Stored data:
______________________________
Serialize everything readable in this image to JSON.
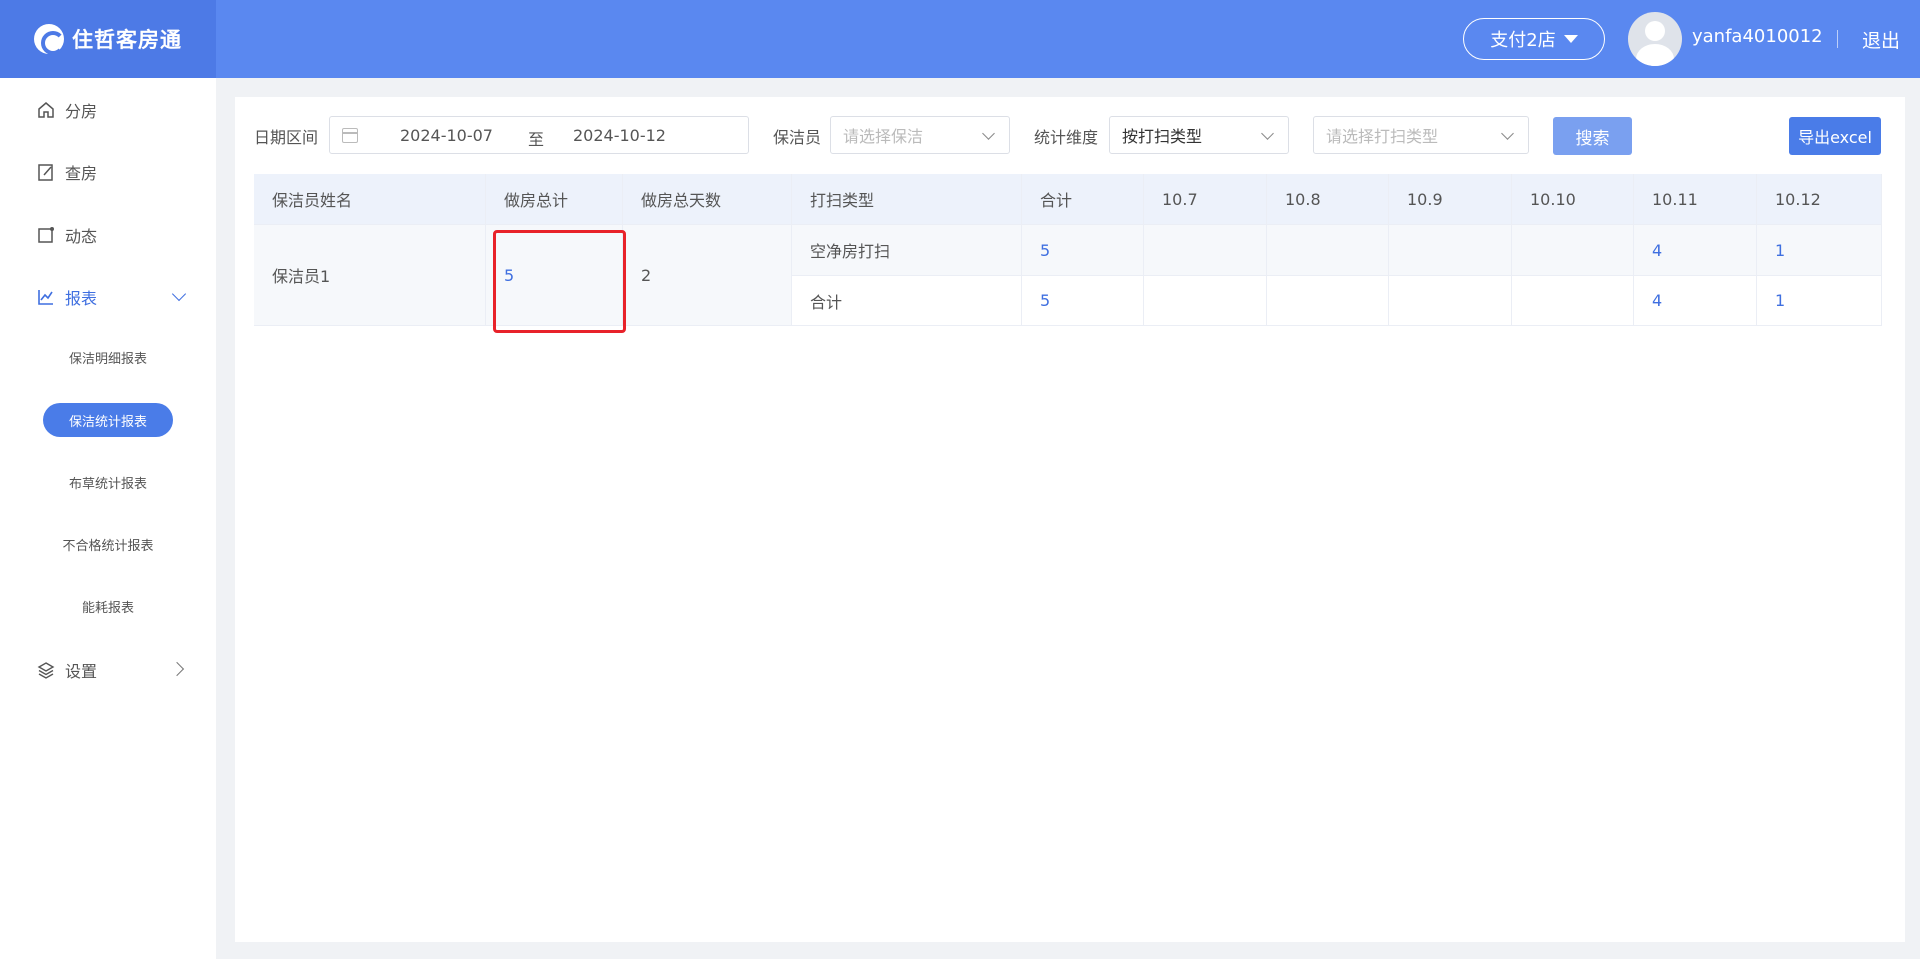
{
  "header": {
    "app_name": "住哲客房通",
    "store_selector": "支付2店",
    "username": "yanfa4010012",
    "logout": "退出"
  },
  "sidebar": {
    "items": [
      {
        "label": "分房",
        "icon": "home-icon"
      },
      {
        "label": "查房",
        "icon": "edit-icon"
      },
      {
        "label": "动态",
        "icon": "notification-icon"
      },
      {
        "label": "报表",
        "icon": "chart-icon",
        "expanded": true
      },
      {
        "label": "设置",
        "icon": "layers-icon"
      }
    ],
    "report_sub_items": [
      {
        "label": "保洁明细报表",
        "active": false
      },
      {
        "label": "保洁统计报表",
        "active": true
      },
      {
        "label": "布草统计报表",
        "active": false
      },
      {
        "label": "不合格统计报表",
        "active": false
      },
      {
        "label": "能耗报表",
        "active": false
      }
    ]
  },
  "filters": {
    "date_label": "日期区间",
    "date_start": "2024-10-07",
    "date_sep": "至",
    "date_end": "2024-10-12",
    "cleaner_label": "保洁员",
    "cleaner_placeholder": "请选择保洁",
    "dimension_label": "统计维度",
    "dimension_value": "按打扫类型",
    "type_placeholder": "请选择打扫类型",
    "search_button": "搜索",
    "export_button": "导出excel"
  },
  "table": {
    "headers": [
      "保洁员姓名",
      "做房总计",
      "做房总天数",
      "打扫类型",
      "合计",
      "10.7",
      "10.8",
      "10.9",
      "10.10",
      "10.11",
      "10.12"
    ],
    "cleaner_name": "保洁员1",
    "total_rooms": "5",
    "total_days": "2",
    "rows": [
      {
        "type": "空净房打扫",
        "total": "5",
        "d10_7": "",
        "d10_8": "",
        "d10_9": "",
        "d10_10": "",
        "d10_11": "4",
        "d10_12": "1"
      },
      {
        "type": "合计",
        "total": "5",
        "d10_7": "",
        "d10_8": "",
        "d10_9": "",
        "d10_10": "",
        "d10_11": "4",
        "d10_12": "1"
      }
    ]
  },
  "colors": {
    "header_bg": "#5a88f0",
    "accent": "#4a7ce8",
    "link": "#3f6fe0",
    "highlight": "#e8222a"
  }
}
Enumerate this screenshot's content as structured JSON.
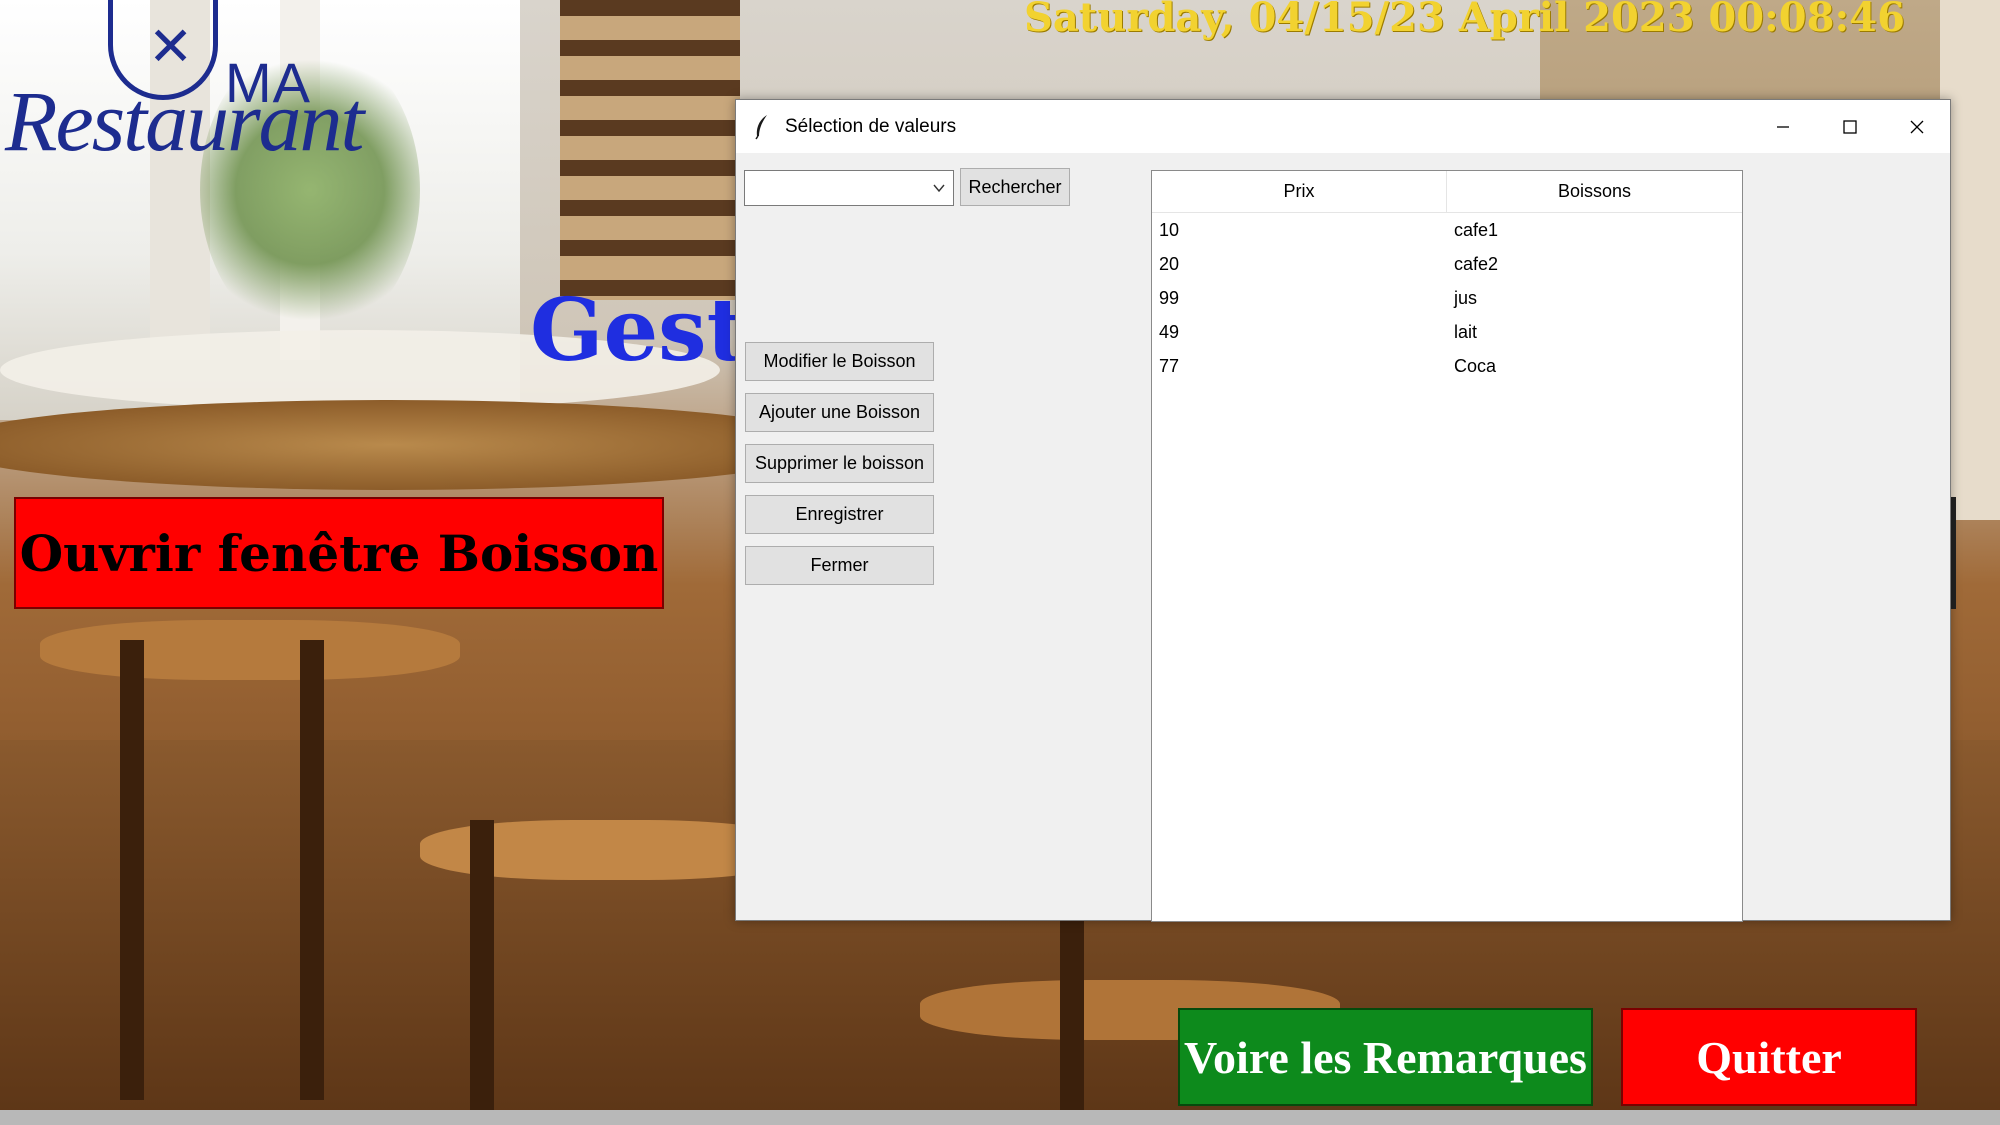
{
  "app": {
    "datetime": "Saturday, 04/15/23 April 2023 00:08:46",
    "logo": {
      "top": "MA",
      "main": "Restaurant"
    },
    "heading_partial": "Gesti",
    "open_drinks_button": "Ouvrir fenêtre Boisson",
    "remarks_button": "Voire les Remarques",
    "quit_button": "Quitter"
  },
  "dialog": {
    "title": "Sélection de valeurs",
    "search_combo_value": "",
    "search_button": "Rechercher",
    "actions": [
      {
        "label": "Modifier le Boisson"
      },
      {
        "label": "Ajouter une Boisson"
      },
      {
        "label": "Supprimer le boisson"
      },
      {
        "label": "Enregistrer"
      },
      {
        "label": "Fermer"
      }
    ],
    "table": {
      "columns": [
        "Prix",
        "Boissons"
      ],
      "rows": [
        [
          "10",
          "cafe1"
        ],
        [
          "20",
          "cafe2"
        ],
        [
          "99",
          "jus"
        ],
        [
          "49",
          "lait"
        ],
        [
          "77",
          "Coca"
        ]
      ]
    }
  },
  "colors": {
    "datetime": "#f2d230",
    "logo": "#1d2c8f",
    "heading": "#1f2ee0",
    "open_button": "#ff0000",
    "remarks_button": "#0d8a1c",
    "quit_button": "#ff0000"
  },
  "icons": [
    "feather-icon",
    "minimize-icon",
    "maximize-icon",
    "close-icon",
    "chevron-down-icon"
  ]
}
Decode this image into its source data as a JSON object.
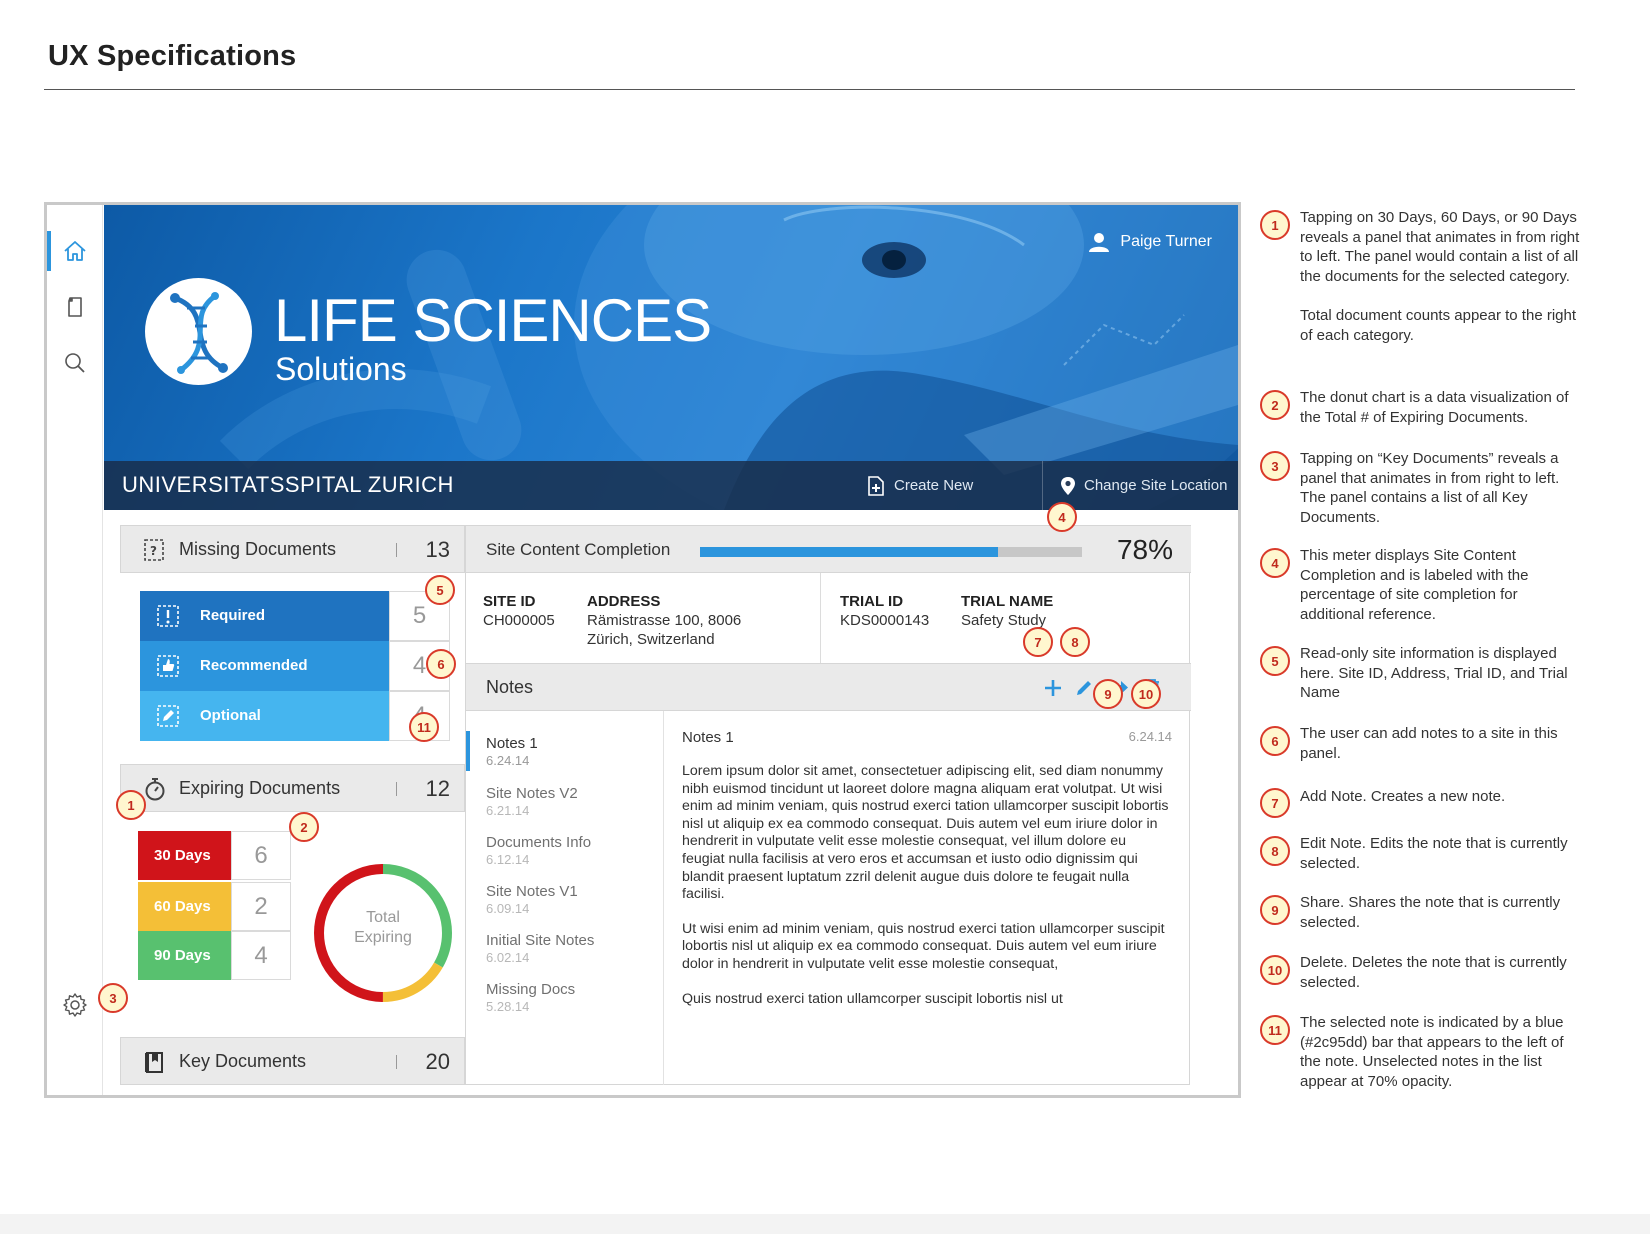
______________________________
Written exercise:
Leave out the pictures and copy every record above exactly.

Task output:
Serialize everything readable in this image to JSON.
{
  "header": {
    "app_name": "住哲客房通",
    "store_selector": "支付2店",
    "username": "yanfa4010012",
    "logout": "退出"
  },
  "sidebar": {
    "items": [
      {
        "label": "分房",
        "icon": "home-icon"
      },
      {
        "label": "查房",
        "icon": "edit-icon"
      },
      {
        "label": "动态",
        "icon": "notification-icon"
      },
      {
        "label": "报表",
        "icon": "chart-icon",
        "expanded": true
      },
      {
        "label": "设置",
        "icon": "layers-icon"
      }
    ],
    "report_sub_items": [
      {
        "label": "保洁明细报表",
        "active": false
      },
      {
        "label": "保洁统计报表",
        "active": true
      },
      {
        "label": "布草统计报表",
        "active": false
      },
      {
        "label": "不合格统计报表",
        "active": false
      },
      {
        "label": "能耗报表",
        "active": false
      }
    ]
  },
  "filters": {
    "date_label": "日期区间",
    "date_start": "2024-10-07",
    "date_sep": "至",
    "date_end": "2024-10-12",
    "cleaner_label": "保洁员",
    "cleaner_placeholder": "请选择保洁",
    "dimension_label": "统计维度",
    "dimension_value": "按打扫类型",
    "type_placeholder": "请选择打扫类型",
    "search_button": "搜索",
    "export_button": "导出excel"
  },
  "table": {
    "headers": [
      "保洁员姓名",
      "做房总计",
      "做房总天数",
      "打扫类型",
      "合计",
      "10.7",
      "10.8",
      "10.9",
      "10.10",
      "10.11",
      "10.12"
    ],
    "cleaner_name": "保洁员1",
    "total_rooms": "5",
    "total_days": "2",
    "rows": [
      {
        "type": "空净房打扫",
        "total": "5",
        "d10_7": "",
        "d10_8": "",
        "d10_9": "",
        "d10_10": "",
        "d10_11": "4",
        "d10_12": "1"
      },
      {
        "type": "合计",
        "total": "5",
        "d10_7": "",
        "d10_8": "",
        "d10_9": "",
        "d10_10": "",
        "d10_11": "4",
        "d10_12": "1"
      }
    ]
  },
  "colors": {
    "header_bg": "#5a88f0",
    "accent": "#4a7ce8",
    "link": "#3f6fe0",
    "highlight": "#e8222a"
  }
}
Enumerate this screenshot's content as structured JSON.
{
  "app": {
    "datetime": "Saturday, 04/15/23 April 2023 00:08:46",
    "logo": {
      "top": "MA",
      "main": "Restaurant"
    },
    "heading_partial": "Gesti",
    "open_drinks_button": "Ouvrir fenêtre Boisson",
    "remarks_button": "Voire les Remarques",
    "quit_button": "Quitter"
  },
  "dialog": {
    "title": "Sélection de valeurs",
    "search_combo_value": "",
    "search_button": "Rechercher",
    "actions": [
      {
        "label": "Modifier le Boisson"
      },
      {
        "label": "Ajouter une Boisson"
      },
      {
        "label": "Supprimer le boisson"
      },
      {
        "label": "Enregistrer"
      },
      {
        "label": "Fermer"
      }
    ],
    "table": {
      "columns": [
        "Prix",
        "Boissons"
      ],
      "rows": [
        [
          "10",
          "cafe1"
        ],
        [
          "20",
          "cafe2"
        ],
        [
          "99",
          "jus"
        ],
        [
          "49",
          "lait"
        ],
        [
          "77",
          "Coca"
        ]
      ]
    }
  },
  "colors": {
    "datetime": "#f2d230",
    "logo": "#1d2c8f",
    "heading": "#1f2ee0",
    "open_button": "#ff0000",
    "remarks_button": "#0d8a1c",
    "quit_button": "#ff0000"
  },
  "icons": [
    "feather-icon",
    "minimize-icon",
    "maximize-icon",
    "close-icon",
    "chevron-down-icon"
  ]
}
Decode this image into its source data as a JSON object.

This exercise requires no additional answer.